(Stored entries)

━━━━━━━━━━

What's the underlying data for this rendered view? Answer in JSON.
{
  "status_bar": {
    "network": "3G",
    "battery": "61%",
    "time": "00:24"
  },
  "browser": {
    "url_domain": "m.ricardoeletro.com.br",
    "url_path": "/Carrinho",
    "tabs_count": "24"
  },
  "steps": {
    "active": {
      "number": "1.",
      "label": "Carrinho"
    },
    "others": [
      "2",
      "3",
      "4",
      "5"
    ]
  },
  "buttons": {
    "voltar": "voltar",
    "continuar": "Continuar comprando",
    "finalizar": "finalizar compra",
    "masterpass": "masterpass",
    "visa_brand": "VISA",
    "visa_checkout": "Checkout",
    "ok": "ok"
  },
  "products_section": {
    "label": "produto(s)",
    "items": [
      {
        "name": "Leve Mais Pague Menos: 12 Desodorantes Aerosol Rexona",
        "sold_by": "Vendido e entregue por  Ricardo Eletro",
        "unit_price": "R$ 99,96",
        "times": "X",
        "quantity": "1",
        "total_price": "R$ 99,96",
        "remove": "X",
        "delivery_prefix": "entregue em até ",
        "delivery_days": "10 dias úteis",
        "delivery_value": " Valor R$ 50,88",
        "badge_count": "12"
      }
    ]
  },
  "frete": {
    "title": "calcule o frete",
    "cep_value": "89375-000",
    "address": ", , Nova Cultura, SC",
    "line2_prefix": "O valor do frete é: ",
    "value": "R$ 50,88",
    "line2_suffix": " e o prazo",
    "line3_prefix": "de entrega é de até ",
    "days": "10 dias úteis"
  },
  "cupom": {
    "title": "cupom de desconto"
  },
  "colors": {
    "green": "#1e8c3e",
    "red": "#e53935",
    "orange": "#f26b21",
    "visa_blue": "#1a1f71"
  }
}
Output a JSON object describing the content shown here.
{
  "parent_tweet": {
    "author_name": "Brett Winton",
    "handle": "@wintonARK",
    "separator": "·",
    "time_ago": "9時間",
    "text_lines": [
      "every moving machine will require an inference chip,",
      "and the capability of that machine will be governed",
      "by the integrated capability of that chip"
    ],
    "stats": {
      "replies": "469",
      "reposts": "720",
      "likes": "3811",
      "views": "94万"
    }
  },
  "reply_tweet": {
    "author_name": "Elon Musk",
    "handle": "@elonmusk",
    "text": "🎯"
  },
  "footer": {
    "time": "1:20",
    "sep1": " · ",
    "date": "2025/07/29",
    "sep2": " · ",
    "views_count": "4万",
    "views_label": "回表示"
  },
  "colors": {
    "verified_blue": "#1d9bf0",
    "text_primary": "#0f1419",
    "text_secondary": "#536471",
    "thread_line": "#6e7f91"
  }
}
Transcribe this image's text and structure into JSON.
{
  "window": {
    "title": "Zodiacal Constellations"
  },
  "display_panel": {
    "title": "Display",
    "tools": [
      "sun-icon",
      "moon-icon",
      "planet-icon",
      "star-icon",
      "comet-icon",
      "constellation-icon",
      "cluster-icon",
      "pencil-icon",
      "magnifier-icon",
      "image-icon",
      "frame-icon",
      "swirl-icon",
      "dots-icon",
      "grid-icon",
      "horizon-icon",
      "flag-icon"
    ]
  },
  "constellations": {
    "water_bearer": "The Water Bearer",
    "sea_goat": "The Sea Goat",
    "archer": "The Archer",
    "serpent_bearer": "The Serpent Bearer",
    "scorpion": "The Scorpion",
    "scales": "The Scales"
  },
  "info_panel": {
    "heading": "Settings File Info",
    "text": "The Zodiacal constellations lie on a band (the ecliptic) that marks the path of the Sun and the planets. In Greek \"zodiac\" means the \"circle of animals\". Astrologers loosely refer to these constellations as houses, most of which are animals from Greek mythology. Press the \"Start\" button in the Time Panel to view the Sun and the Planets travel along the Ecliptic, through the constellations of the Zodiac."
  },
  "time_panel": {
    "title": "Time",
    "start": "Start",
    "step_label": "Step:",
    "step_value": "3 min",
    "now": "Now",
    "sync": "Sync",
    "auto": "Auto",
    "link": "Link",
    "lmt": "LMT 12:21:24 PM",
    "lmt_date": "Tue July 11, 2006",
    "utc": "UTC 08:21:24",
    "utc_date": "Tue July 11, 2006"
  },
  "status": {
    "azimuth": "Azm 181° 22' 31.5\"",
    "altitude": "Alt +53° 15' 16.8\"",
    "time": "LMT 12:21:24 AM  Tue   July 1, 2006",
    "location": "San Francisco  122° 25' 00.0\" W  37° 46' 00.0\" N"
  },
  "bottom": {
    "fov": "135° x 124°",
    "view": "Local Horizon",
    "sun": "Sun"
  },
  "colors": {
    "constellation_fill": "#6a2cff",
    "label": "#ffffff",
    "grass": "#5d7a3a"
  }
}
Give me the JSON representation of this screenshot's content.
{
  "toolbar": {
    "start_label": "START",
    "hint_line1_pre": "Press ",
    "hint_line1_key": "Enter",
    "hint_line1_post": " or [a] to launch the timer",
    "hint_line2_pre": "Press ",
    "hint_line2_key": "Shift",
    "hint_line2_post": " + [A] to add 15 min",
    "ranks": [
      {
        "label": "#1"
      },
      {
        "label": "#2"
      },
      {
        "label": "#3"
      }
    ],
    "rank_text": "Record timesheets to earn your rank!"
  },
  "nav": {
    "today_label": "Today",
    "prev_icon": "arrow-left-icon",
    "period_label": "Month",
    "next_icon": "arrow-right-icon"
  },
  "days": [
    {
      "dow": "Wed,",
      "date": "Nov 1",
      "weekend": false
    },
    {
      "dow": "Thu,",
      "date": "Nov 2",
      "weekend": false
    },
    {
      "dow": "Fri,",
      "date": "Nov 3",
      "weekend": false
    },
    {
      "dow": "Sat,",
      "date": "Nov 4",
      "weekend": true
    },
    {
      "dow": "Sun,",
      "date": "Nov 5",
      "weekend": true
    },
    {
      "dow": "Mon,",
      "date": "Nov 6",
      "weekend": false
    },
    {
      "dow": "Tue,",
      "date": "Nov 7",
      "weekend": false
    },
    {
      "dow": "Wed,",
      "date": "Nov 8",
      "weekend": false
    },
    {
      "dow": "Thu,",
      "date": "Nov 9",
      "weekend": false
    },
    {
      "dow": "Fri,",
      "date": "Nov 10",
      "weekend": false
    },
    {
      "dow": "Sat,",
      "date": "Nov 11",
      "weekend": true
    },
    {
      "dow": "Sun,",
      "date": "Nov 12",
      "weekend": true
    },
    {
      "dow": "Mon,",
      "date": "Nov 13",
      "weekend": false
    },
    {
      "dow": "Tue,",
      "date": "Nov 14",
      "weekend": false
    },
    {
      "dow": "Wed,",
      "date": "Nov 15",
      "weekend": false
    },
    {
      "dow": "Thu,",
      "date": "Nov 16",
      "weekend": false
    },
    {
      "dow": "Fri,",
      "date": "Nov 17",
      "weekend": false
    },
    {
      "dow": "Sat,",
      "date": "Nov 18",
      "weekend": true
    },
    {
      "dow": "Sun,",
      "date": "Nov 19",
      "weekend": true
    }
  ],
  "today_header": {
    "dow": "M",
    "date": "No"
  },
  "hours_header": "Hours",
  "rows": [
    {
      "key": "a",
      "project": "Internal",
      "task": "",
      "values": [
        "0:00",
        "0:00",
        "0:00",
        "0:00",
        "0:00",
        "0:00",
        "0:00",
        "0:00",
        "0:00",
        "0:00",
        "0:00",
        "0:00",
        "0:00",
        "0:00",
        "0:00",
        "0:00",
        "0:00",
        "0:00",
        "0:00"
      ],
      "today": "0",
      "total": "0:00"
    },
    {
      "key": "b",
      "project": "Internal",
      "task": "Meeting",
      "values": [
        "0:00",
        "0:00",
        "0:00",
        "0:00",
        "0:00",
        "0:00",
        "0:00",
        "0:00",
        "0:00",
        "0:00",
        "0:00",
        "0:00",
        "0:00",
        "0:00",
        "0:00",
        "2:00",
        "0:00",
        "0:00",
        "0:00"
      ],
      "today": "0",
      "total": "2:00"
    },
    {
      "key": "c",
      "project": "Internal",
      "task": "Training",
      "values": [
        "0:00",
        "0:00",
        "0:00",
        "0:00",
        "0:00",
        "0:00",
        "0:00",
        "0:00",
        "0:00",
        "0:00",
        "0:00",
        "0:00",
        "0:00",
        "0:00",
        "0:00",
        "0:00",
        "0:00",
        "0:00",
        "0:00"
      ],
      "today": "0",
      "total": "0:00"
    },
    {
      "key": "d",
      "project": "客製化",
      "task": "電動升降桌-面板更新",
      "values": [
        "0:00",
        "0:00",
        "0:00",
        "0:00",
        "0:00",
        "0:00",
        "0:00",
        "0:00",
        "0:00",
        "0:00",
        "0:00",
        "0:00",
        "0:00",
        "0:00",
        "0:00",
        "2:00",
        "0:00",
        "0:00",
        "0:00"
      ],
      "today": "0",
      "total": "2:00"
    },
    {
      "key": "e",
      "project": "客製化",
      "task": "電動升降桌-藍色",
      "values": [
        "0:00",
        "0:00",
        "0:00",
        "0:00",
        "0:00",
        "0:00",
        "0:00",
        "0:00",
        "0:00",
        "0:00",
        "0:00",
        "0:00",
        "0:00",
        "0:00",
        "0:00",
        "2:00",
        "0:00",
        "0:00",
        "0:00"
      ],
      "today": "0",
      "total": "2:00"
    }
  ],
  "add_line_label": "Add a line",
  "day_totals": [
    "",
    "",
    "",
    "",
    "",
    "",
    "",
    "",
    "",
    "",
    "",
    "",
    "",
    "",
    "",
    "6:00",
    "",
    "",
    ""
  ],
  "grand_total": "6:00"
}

━━━━━━━━━━

Find all the lines containing "task" in the material, then copy them.

▸ **ANSWER TO THIS PROBLEM**:
      "task": "",
      "task": "Meeting",
      "task": "Training",
      "task": "電動升降桌-面板更新",
      "task": "電動升降桌-藍色",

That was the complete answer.